TASK OBJECTIVE: How many lines of the data hold the word "screenshot"? State the number and nothing else.
# Start of THE RECORDS
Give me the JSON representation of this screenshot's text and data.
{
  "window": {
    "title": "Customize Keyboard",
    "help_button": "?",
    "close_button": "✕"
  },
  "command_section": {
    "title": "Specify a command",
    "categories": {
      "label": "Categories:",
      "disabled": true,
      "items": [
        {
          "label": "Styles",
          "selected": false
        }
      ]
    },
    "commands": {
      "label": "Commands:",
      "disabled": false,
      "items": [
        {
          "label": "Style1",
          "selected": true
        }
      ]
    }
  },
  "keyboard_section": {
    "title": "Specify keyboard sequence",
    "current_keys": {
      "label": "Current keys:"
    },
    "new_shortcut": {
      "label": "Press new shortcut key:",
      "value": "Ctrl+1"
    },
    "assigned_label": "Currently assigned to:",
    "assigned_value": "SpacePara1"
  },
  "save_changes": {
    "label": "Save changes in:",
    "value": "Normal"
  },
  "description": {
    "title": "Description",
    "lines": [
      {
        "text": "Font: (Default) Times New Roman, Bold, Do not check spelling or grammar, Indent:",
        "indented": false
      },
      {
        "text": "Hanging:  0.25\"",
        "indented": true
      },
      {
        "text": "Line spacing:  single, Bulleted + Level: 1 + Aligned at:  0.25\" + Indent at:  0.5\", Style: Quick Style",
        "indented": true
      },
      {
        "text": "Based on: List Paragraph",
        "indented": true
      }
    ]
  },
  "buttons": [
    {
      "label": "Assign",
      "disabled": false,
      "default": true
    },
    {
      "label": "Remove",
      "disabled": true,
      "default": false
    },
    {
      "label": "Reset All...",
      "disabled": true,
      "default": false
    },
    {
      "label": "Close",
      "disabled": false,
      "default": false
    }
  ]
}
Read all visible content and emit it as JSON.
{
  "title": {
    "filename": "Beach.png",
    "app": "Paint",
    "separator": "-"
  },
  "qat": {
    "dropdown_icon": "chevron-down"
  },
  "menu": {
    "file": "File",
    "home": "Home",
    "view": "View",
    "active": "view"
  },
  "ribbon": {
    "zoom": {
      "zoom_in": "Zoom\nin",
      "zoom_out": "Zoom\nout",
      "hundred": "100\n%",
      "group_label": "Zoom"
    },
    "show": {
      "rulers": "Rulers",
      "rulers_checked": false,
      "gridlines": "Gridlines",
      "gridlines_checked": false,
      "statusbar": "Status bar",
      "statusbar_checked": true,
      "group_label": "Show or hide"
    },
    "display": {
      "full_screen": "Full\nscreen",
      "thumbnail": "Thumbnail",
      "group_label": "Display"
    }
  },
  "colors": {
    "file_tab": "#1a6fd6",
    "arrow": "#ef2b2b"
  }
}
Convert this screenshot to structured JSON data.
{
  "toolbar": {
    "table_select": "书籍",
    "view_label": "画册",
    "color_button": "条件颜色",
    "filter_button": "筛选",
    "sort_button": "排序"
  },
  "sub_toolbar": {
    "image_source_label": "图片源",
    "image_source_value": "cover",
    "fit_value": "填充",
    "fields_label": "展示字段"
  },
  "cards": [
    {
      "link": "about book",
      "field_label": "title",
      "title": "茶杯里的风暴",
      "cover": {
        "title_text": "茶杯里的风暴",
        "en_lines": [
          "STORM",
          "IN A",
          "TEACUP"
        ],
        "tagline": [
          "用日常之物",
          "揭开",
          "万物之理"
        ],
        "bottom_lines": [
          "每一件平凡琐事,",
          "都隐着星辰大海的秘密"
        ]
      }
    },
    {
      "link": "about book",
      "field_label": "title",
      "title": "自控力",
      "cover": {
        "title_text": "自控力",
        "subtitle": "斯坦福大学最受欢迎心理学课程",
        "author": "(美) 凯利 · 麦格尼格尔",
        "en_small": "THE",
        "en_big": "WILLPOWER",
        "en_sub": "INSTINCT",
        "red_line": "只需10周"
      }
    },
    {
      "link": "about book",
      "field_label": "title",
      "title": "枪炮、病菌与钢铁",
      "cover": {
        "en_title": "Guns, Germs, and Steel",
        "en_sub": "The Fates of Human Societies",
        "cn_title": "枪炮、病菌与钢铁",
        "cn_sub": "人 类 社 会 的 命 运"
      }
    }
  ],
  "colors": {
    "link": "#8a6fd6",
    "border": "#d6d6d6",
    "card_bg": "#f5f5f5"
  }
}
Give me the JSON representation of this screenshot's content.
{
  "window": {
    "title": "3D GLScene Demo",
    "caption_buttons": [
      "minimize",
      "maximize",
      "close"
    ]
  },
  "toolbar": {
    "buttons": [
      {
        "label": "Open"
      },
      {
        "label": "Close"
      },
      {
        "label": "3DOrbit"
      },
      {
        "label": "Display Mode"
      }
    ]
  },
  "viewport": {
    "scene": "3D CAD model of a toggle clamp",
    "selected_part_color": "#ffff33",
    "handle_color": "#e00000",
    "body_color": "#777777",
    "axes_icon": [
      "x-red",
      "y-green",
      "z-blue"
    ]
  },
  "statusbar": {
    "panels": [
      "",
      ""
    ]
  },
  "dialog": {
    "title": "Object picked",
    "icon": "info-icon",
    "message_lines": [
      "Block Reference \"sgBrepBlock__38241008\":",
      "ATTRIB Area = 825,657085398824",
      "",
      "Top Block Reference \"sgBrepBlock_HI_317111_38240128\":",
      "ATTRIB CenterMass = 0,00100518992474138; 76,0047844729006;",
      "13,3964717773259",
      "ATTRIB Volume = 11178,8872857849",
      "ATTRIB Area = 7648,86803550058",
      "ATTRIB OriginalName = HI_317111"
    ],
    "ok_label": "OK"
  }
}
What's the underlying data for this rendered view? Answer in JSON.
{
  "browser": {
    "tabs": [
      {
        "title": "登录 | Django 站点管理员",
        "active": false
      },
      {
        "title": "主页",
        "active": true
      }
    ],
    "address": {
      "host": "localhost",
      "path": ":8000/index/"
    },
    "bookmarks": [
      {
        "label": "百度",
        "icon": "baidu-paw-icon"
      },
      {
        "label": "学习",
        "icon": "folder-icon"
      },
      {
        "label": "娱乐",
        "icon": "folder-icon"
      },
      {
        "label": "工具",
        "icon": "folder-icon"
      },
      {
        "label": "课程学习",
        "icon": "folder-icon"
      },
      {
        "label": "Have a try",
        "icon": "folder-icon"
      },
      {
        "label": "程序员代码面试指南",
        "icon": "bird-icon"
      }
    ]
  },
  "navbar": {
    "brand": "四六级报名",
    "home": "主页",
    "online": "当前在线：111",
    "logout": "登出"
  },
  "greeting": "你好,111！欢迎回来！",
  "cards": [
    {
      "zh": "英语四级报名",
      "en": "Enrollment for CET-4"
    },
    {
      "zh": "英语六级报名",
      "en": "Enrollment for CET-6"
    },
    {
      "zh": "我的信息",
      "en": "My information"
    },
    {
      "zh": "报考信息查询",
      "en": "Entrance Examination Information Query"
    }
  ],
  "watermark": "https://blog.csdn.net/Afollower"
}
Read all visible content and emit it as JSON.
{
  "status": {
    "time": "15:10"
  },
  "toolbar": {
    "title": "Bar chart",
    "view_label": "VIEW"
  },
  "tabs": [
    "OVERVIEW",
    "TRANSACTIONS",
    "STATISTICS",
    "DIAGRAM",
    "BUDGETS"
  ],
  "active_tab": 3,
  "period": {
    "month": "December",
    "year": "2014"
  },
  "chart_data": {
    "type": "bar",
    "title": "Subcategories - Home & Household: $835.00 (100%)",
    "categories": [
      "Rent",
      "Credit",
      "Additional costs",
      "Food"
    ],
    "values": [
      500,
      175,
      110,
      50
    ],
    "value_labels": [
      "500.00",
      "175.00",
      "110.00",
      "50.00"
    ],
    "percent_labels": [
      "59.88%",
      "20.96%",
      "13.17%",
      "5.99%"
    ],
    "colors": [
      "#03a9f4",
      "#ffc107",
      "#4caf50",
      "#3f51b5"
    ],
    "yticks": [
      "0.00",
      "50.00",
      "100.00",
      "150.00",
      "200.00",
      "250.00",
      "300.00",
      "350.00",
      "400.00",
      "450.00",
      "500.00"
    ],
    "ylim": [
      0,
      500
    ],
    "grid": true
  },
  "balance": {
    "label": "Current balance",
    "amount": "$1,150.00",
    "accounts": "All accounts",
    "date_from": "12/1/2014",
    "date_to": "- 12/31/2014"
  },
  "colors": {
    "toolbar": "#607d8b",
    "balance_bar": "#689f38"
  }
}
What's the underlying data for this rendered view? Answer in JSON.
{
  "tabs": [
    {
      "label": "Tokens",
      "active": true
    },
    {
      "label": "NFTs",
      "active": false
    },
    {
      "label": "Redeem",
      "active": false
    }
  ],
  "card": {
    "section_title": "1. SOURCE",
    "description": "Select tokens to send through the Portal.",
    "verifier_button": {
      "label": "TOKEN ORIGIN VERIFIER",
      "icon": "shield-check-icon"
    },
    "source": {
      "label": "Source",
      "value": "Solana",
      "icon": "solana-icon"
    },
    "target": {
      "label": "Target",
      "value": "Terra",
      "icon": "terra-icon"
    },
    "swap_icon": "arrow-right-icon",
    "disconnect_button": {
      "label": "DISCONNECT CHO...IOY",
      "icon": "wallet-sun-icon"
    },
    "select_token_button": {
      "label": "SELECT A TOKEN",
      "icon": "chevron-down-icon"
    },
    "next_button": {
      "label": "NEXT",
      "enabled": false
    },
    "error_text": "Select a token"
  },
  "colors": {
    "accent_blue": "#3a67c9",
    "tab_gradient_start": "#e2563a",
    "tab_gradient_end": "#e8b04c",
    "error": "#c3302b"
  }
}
# End of THE RECORDS
FULL RESPONSE: 3